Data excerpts

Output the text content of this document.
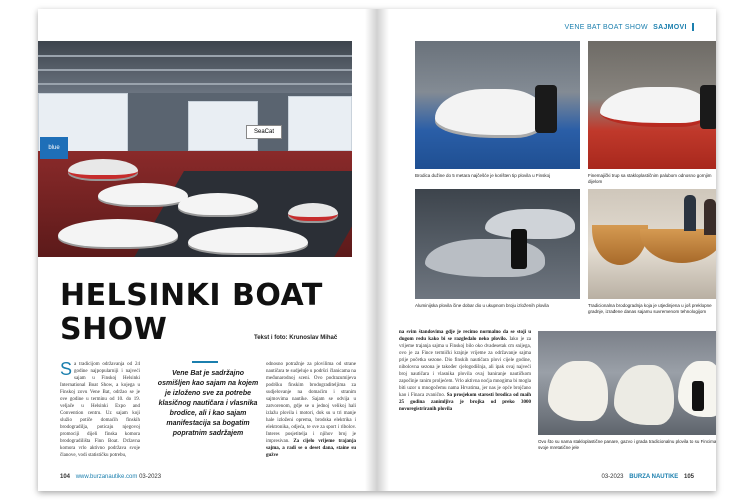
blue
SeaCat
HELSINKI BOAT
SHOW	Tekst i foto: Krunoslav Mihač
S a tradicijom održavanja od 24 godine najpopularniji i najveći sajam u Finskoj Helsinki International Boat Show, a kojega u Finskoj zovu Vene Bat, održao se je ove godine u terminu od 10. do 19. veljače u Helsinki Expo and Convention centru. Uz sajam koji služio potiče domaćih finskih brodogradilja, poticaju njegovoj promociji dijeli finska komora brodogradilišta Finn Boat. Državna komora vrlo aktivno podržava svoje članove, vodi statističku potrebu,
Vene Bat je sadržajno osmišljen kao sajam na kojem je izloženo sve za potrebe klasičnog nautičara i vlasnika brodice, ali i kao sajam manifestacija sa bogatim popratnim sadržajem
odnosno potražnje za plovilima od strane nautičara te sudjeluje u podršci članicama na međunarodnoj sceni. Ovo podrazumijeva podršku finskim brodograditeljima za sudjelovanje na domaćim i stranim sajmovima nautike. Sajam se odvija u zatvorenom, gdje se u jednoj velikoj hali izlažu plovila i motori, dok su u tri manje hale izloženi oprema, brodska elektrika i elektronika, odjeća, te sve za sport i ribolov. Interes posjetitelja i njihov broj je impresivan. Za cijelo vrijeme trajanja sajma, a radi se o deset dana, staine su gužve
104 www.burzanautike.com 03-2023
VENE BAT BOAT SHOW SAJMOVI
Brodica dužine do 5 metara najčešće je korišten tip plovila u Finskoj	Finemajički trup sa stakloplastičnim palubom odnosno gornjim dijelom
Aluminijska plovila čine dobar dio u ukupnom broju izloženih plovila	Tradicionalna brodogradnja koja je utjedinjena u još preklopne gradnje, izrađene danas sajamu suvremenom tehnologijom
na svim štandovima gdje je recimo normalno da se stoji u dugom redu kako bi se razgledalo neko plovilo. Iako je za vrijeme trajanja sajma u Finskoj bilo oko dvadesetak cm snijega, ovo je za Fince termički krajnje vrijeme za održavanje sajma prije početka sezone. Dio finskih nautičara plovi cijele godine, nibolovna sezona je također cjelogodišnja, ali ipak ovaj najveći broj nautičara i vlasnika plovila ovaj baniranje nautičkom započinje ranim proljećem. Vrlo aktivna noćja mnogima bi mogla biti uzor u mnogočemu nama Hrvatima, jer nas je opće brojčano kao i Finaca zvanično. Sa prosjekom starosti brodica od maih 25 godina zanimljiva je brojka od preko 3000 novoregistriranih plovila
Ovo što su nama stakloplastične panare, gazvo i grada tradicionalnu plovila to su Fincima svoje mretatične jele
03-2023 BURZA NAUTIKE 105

## OBJECTIVE
Your task is to gather every line with the word "sajma" and copy it.

## WORKED ANSWER
odnosno potražnje za plovilima od strane nautičara te sudjeluje u podršci članicama na međunarodnoj sceni. Ovo podrazumijeva podršku finskim brodograditeljima za sudjelovanje na domaćim i stranim sajmovima nautike. Sajam se odvija u zatvorenom, gdje se u jednoj velikoj hali izlažu plovila i motori, dok su u tri manje hale izloženi oprema, brodska elektrika i elektronika, odjeća, te sve za sport i ribolov. Interes posjetitelja i njihov broj je impresivan. Za cijelo vrijeme trajanja sajma, a radi se o deset dana, staine su gužve
na svim štandovima gdje je recimo normalno da se stoji u dugom redu kako bi se razgledalo neko plovilo. Iako je za vrijeme trajanja sajma u Finskoj bilo oko dvadesetak cm snijega, ovo je za Fince termički krajnje vrijeme za održavanje sajma prije početka sezone. Dio finskih nautičara plovi cijele godine, nibolovna sezona je također cjelogodišnja, ali ipak ovaj najveći broj nautičara i vlasnika plovila ovaj baniranje nautičkom započinje ranim proljećem. Vrlo aktivna noćja mnogima bi mogla biti uzor u mnogočemu nama Hrvatima, jer nas je opće brojčano kao i Finaca zvanično. Sa prosjekom starosti brodica od maih 25 godina zanimljiva je brojka od preko 3000 novoregistriranih plovila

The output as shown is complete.